--- What this task involves ---
Pull out each line of the data that includes the word "Firme".
»»
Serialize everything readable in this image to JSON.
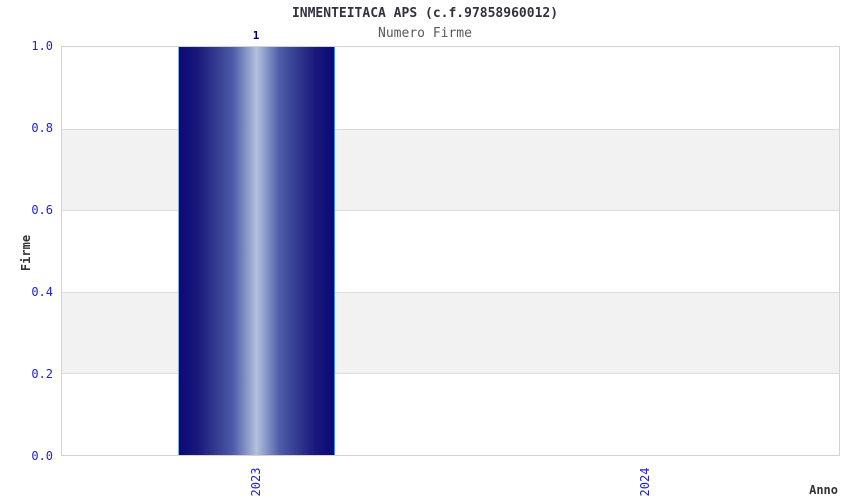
{
  "chart_data": {
    "type": "bar",
    "title": "INMENTEITACA APS (c.f.97858960012)",
    "subtitle": "Numero Firme",
    "xlabel": "Anno",
    "ylabel": "Firme",
    "categories": [
      "2023",
      "2024"
    ],
    "values": [
      1,
      0
    ],
    "ylim": [
      0,
      1
    ],
    "ytick_labels": [
      "1.0",
      "0.8",
      "0.6",
      "0.4",
      "0.2",
      "0.0"
    ],
    "ytick_interval": 0.2,
    "bar_value_labels": [
      "1"
    ],
    "legend_position": "none",
    "grid": "horizontal gridlines every 0.2 with alternating gray bands (0.2-0.4, 0.6-0.8)",
    "colors": {
      "bar_gradient_edge": "#0a0979",
      "bar_gradient_center": "#b2c1dd",
      "bar_outline_left": "#7fb2e4",
      "bar_outline_right": "#3c8cf0",
      "tick_label": "#2222cc",
      "axis_label": "#333333",
      "title": "#31313f",
      "subtitle": "#5a5a5a",
      "value_label": "#000066",
      "band": "#f2f2f2",
      "gridline": "#dcdcdc",
      "plot_border": "#d3d3d3",
      "background": "#ffffff"
    }
  }
}
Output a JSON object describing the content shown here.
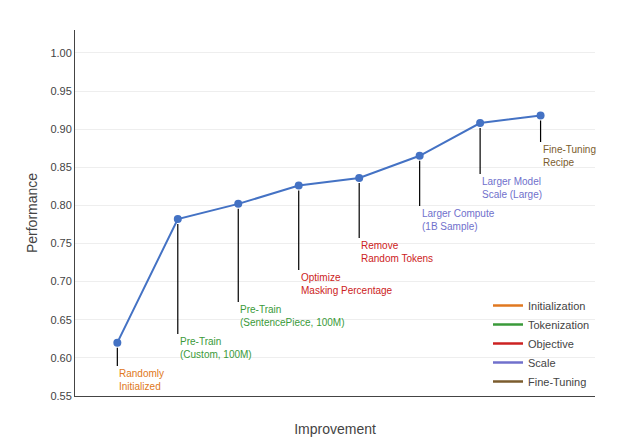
{
  "chart_data": {
    "type": "line",
    "x": [
      1,
      2,
      3,
      4,
      5,
      6,
      7,
      8
    ],
    "values": [
      0.62,
      0.782,
      0.802,
      0.826,
      0.836,
      0.865,
      0.908,
      0.918
    ],
    "color": "#4472C4",
    "marker": "circle",
    "xlabel": "Improvement",
    "ylabel": "Performance",
    "xlim": [
      0.3,
      8.9
    ],
    "ylim": [
      0.55,
      1.03
    ],
    "xticks": [],
    "yticks": [
      0.55,
      {
        "value": 0.6,
        "label": "0.60"
      },
      0.65,
      {
        "value": 0.7,
        "label": "0.70"
      },
      0.75,
      {
        "value": 0.8,
        "label": "0.80"
      },
      0.85,
      {
        "value": 0.9,
        "label": "0.90"
      },
      0.95,
      {
        "value": 1.0,
        "label": "1.00"
      }
    ],
    "tick_labels": "y",
    "grid": true,
    "legend": "lower right",
    "legend_items": [
      {
        "name": "Initialization",
        "color": "#E07820"
      },
      {
        "name": "Tokenization",
        "color": "#3A9A3A"
      },
      {
        "name": "Objective",
        "color": "#CC2222"
      },
      {
        "name": "Scale",
        "color": "#7070CC"
      },
      {
        "name": "Fine-Tuning",
        "color": "#7B5C2E"
      }
    ],
    "annotations": [
      {
        "text": "Randomly\nInitialized",
        "x": 1,
        "y": 0.62,
        "color": "#E07820"
      },
      {
        "text": "Pre-Train\n(Custom, 100M)",
        "x": 2,
        "y": 0.782,
        "color": "#3A9A3A"
      },
      {
        "text": "Pre-Train\n(SentencePiece, 100M)",
        "x": 3,
        "y": 0.802,
        "color": "#3A9A3A"
      },
      {
        "text": "Optimize\nMasking Percentage",
        "x": 4,
        "y": 0.826,
        "color": "#CC2222"
      },
      {
        "text": "Remove\nRandom Tokens",
        "x": 5,
        "y": 0.836,
        "color": "#CC2222"
      },
      {
        "text": "Larger Compute\n(1B Sample)",
        "x": 6,
        "y": 0.865,
        "color": "#7070CC"
      },
      {
        "text": "Larger Model\nScale (Large)",
        "x": 7,
        "y": 0.908,
        "color": "#7070CC"
      },
      {
        "text": "Fine-Tuning\nRecipe",
        "x": 8,
        "y": 0.918,
        "color": "#7B5C2E"
      }
    ]
  }
}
««
--- Expected answer ---
    "subtitle": "Numero Firme",
    "ylabel": "Firme",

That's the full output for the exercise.